PROMPT:
Among the lines below, how many have the string "cent" in them? Only the number is wanted.

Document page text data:
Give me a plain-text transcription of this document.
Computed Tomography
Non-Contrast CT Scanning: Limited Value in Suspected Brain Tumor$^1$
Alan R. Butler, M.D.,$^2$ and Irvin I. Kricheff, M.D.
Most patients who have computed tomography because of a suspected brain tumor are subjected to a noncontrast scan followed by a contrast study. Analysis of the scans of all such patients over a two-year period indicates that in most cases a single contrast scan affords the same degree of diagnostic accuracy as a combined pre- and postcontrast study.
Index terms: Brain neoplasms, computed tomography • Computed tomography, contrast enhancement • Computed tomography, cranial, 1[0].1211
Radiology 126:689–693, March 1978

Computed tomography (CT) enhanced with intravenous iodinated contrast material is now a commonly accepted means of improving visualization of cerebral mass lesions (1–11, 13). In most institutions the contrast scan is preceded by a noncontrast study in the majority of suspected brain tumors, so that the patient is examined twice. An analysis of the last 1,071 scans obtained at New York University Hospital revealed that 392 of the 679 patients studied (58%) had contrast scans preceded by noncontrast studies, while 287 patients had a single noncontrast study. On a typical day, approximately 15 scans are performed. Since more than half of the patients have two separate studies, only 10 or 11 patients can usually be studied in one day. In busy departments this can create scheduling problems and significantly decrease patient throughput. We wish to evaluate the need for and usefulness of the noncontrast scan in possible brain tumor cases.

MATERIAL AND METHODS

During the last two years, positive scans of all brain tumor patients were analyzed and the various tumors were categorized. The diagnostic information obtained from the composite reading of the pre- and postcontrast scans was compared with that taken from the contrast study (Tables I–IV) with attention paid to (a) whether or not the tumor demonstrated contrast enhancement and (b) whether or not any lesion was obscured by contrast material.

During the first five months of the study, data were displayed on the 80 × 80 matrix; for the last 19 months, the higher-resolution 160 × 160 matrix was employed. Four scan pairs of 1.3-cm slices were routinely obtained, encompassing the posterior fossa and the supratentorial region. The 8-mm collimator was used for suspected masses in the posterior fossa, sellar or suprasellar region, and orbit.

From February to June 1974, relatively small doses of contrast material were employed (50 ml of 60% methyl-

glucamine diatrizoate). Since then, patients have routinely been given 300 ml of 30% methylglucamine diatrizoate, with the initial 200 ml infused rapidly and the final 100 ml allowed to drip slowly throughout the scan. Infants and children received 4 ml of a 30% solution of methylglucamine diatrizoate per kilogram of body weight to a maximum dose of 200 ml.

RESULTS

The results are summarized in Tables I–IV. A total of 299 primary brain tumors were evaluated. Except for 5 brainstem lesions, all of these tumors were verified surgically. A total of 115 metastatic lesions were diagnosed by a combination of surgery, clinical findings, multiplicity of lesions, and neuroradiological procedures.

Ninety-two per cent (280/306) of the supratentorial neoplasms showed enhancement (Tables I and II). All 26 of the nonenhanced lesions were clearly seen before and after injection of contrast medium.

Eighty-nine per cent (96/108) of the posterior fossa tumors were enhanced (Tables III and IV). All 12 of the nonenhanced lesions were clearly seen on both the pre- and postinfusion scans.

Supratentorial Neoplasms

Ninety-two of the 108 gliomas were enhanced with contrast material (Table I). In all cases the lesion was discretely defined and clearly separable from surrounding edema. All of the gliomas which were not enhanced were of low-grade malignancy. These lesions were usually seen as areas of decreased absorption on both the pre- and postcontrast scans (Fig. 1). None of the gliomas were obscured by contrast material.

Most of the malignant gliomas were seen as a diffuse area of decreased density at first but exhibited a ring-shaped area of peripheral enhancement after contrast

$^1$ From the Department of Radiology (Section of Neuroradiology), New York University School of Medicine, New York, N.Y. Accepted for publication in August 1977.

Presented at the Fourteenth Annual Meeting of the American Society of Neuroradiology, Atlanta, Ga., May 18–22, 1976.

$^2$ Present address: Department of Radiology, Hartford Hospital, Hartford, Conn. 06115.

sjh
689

ANSWER FOR THIS EXERCISE:
2